[Extracted records]
○ ○ ○ ○

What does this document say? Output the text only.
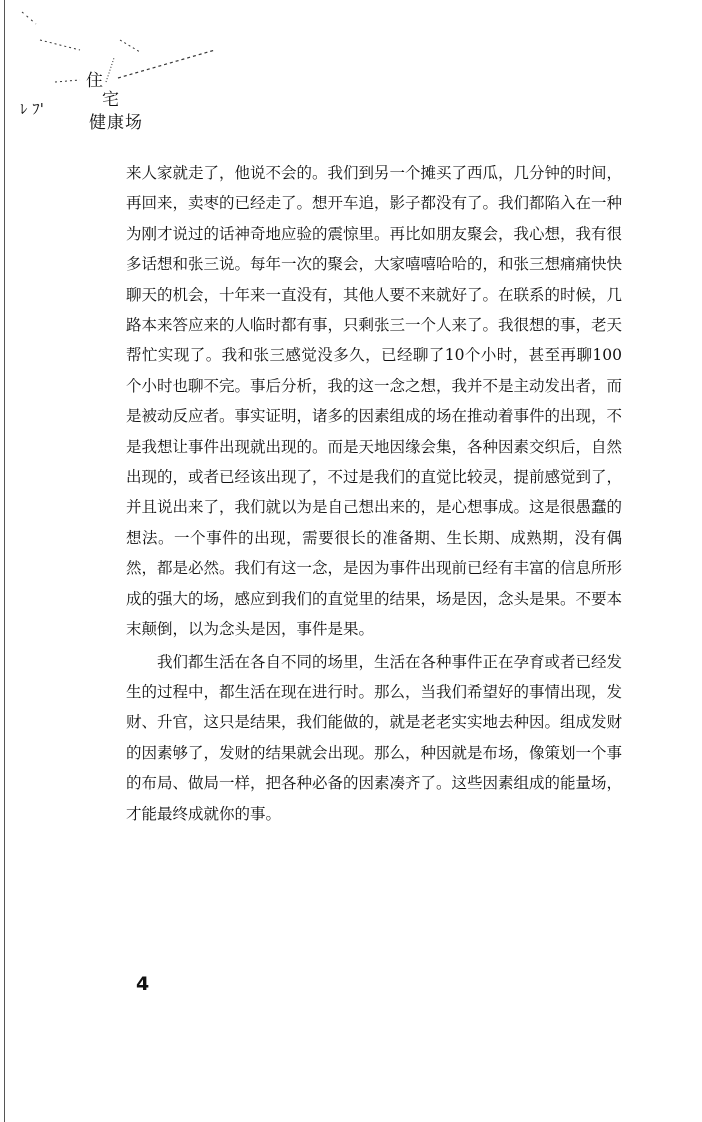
住
宅
ﾚ ﾌ'
健康场

来人家就走了，他说不会的。我们到另一个摊买了西瓜，几分钟的时间，再回来，卖枣的已经走了。想开车追，影子都没有了。我们都陷入在一种为刚才说过的话神奇地应验的震惊里。再比如朋友聚会，我心想，我有很多话想和张三说。每年一次的聚会，大家嘻嘻哈哈的，和张三想痛痛快快聊天的机会，十年来一直没有，其他人要不来就好了。在联系的时候，几路本来答应来的人临时都有事，只剩张三一个人来了。我很想的事，老天帮忙实现了。我和张三感觉没多久，已经聊了10个小时，甚至再聊100个小时也聊不完。事后分析，我的这一念之想，我并不是主动发出者，而是被动反应者。事实证明，诸多的因素组成的场在推动着事件的出现，不是我想让事件出现就出现的。而是天地因缘会集，各种因素交织后，自然出现的，或者已经该出现了，不过是我们的直觉比较灵，提前感觉到了，并且说出来了，我们就以为是自己想出来的，是心想事成。这是很愚蠢的想法。一个事件的出现，需要很长的准备期、生长期、成熟期，没有偶然，都是必然。我们有这一念，是因为事件出现前已经有丰富的信息所形成的强大的场，感应到我们的直觉里的结果，场是因，念头是果。不要本末颠倒，以为念头是因，事件是果。

我们都生活在各自不同的场里，生活在各种事件正在孕育或者已经发生的过程中，都生活在现在进行时。那么，当我们希望好的事情出现，发财、升官，这只是结果，我们能做的，就是老老实实地去种因。组成发财的因素够了，发财的结果就会出现。那么，种因就是布场，像策划一个事的布局、做局一样，把各种必备的因素凑齐了。这些因素组成的能量场，才能最终成就你的事。

4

○ ○ ○ ○

§ **Job**
Omit the pictures and give the material again, exactly and in full.

§ **Answer for the task**
What does this document say? Output the text only.
住
宅
ﾚ ﾌ'
健康场

来人家就走了，他说不会的。我们到另一个摊买了西瓜，几分钟的时间，再回来，卖枣的已经走了。想开车追，影子都没有了。我们都陷入在一种为刚才说过的话神奇地应验的震惊里。再比如朋友聚会，我心想，我有很多话想和张三说。每年一次的聚会，大家嘻嘻哈哈的，和张三想痛痛快快聊天的机会，十年来一直没有，其他人要不来就好了。在联系的时候，几路本来答应来的人临时都有事，只剩张三一个人来了。我很想的事，老天帮忙实现了。我和张三感觉没多久，已经聊了10个小时，甚至再聊100个小时也聊不完。事后分析，我的这一念之想，我并不是主动发出者，而是被动反应者。事实证明，诸多的因素组成的场在推动着事件的出现，不是我想让事件出现就出现的。而是天地因缘会集，各种因素交织后，自然出现的，或者已经该出现了，不过是我们的直觉比较灵，提前感觉到了，并且说出来了，我们就以为是自己想出来的，是心想事成。这是很愚蠢的想法。一个事件的出现，需要很长的准备期、生长期、成熟期，没有偶然，都是必然。我们有这一念，是因为事件出现前已经有丰富的信息所形成的强大的场，感应到我们的直觉里的结果，场是因，念头是果。不要本末颠倒，以为念头是因，事件是果。

我们都生活在各自不同的场里，生活在各种事件正在孕育或者已经发生的过程中，都生活在现在进行时。那么，当我们希望好的事情出现，发财、升官，这只是结果，我们能做的，就是老老实实地去种因。组成发财的因素够了，发财的结果就会出现。那么，种因就是布场，像策划一个事的布局、做局一样，把各种必备的因素凑齐了。这些因素组成的能量场，才能最终成就你的事。

4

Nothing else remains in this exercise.